- _THE DATA_:
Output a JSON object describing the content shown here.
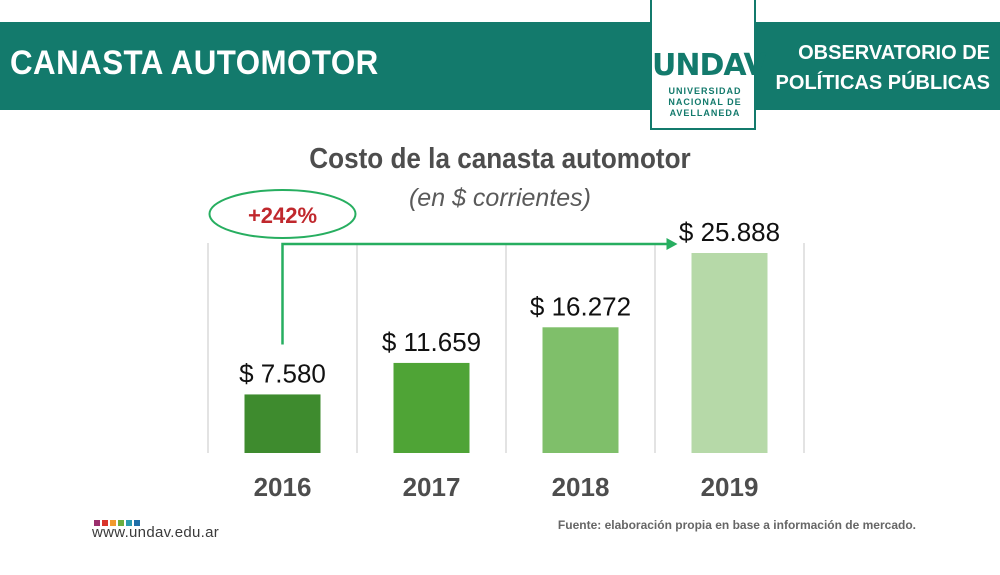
{
  "header": {
    "title": "CANASTA AUTOMOTOR",
    "observatorio_line1": "OBSERVATORIO DE",
    "observatorio_line2": "POLÍTICAS PÚBLICAS",
    "bar_color": "#137a6c"
  },
  "logo": {
    "mark": "UNDAV",
    "line1": "UNIVERSIDAD",
    "line2": "NACIONAL DE",
    "line3": "AVELLANEDA"
  },
  "chart_data": {
    "type": "bar",
    "title": "Costo de la canasta automotor",
    "subtitle": "(en $ corrientes)",
    "categories": [
      "2016",
      "2017",
      "2018",
      "2019"
    ],
    "values": [
      7580,
      11659,
      16272,
      25888
    ],
    "value_labels": [
      "$ 7.580",
      "$ 11.659",
      "$ 16.272",
      "$ 25.888"
    ],
    "bar_colors": [
      "#3e8b2e",
      "#4fa436",
      "#7fbf6a",
      "#b6d9a8"
    ],
    "annotation": "+242%",
    "annotation_color": "#c0282d",
    "arrow_color": "#27ae60",
    "grid": true,
    "xlabel": "",
    "ylabel": "",
    "ylim": [
      0,
      28000
    ]
  },
  "footer": {
    "url": "www.undav.edu.ar",
    "source": "Fuente: elaboración propia en base a información de mercado.",
    "dot_colors": [
      "#9b2f6d",
      "#d9342b",
      "#f29a2e",
      "#6cae3e",
      "#2a9bb0",
      "#1f6fa8"
    ]
  }
}
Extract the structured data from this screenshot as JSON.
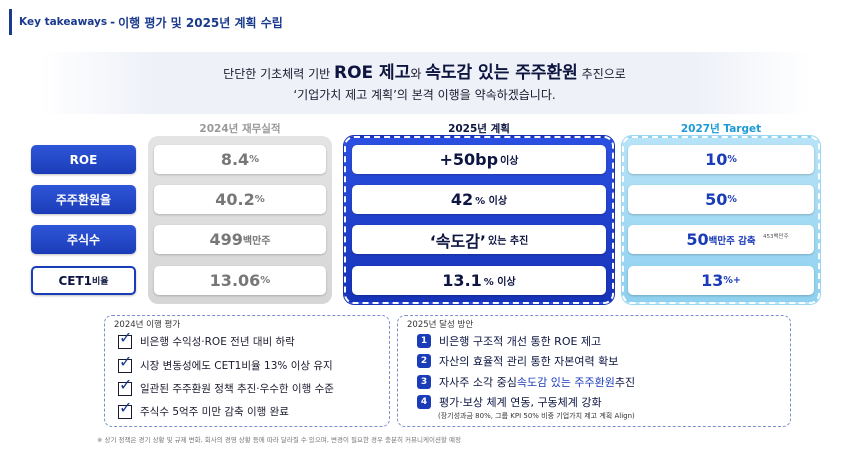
{
  "header": {
    "tag": "Key takeaways",
    "separator": "-",
    "title": "이행 평가 및 2025년 계획 수립"
  },
  "banner": {
    "line1_pre": "단단한 기초체력 기반",
    "line1_big1": "ROE 제고",
    "line1_mid": "와",
    "line1_big2": "속도감 있는 주주환원",
    "line1_post": "추진으로",
    "line2": "‘기업가치 제고 계획’의 본격 이행을 약속하겠습니다."
  },
  "columns": {
    "col2024": "2024년 재무실적",
    "col2025": "2025년 계획",
    "col2027": "2027년 Target"
  },
  "rows": [
    {
      "label": "ROE",
      "label_sub": "",
      "v2024": "8.4",
      "u2024": "%",
      "v2025": "+50bp",
      "u2025": "이상",
      "v2027": "10",
      "u2027": "%"
    },
    {
      "label": "주주환원율",
      "label_sub": "",
      "v2024": "40.2",
      "u2024": "%",
      "v2025": "42",
      "u2025": "% 이상",
      "v2027": "50",
      "u2027": "%"
    },
    {
      "label": "주식수",
      "label_sub": "",
      "v2024": "499",
      "u2024": "백만주",
      "v2025": "‘속도감’",
      "u2025": "있는 추진",
      "v2027": "50",
      "u2027": "백만주 감축",
      "note2027": "453백만주"
    },
    {
      "label": "CET1",
      "label_sub": "비율",
      "v2024": "13.06",
      "u2024": "%",
      "v2025": "13.1",
      "u2025": "% 이상",
      "v2027": "13",
      "u2027": "%+"
    }
  ],
  "eval_box": {
    "title": "2024년 이행 평가",
    "items": [
      "비은행 수익성·ROE 전년 대비 하락",
      "시장 변동성에도 CET1비율 13% 이상 유지",
      "일관된 주주환원 정책 추진·우수한 이행 수준",
      "주식수 5억주 미만 감축 이행 완료"
    ]
  },
  "plan_box": {
    "title": "2025년 달성 방안",
    "items": [
      {
        "num": "1",
        "pre": "비은행 구조적 개선 통한 ROE 제고",
        "hl": "",
        "post": ""
      },
      {
        "num": "2",
        "pre": "자산의 효율적 관리 통한 자본여력 확보",
        "hl": "",
        "post": ""
      },
      {
        "num": "3",
        "pre": "자사주 소각 중심 ",
        "hl": "속도감 있는 주주환원",
        "post": " 추진"
      },
      {
        "num": "4",
        "pre": "평가·보상 체계 연동, 구동체계 강화",
        "hl": "",
        "post": ""
      }
    ],
    "note": "(장기성과금 80%, 그룹 KPI 50% 비중 기업가치 제고 계획 Align)"
  },
  "footnote": "※ 상기 정책은 경기 상황 및 규제 변화, 회사의 경영 상황 등에 따라 달라질 수 있으며, 변경이 필요한 경우 충분히 커뮤니케이션할 예정",
  "colors": {
    "brand_navy": "#1a3a8c",
    "plan_blue": "#1b3cb8",
    "target_sky": "#8fd1f0",
    "actual_grey": "#d6d6d6"
  }
}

- _WORK TO DO_: The lines to collect are those holding the string "JSON"; copy them all.

- _TASK RESPONSE_:
Output a JSON object describing the content shown here.
Extract the structured data from this screenshot as JSON.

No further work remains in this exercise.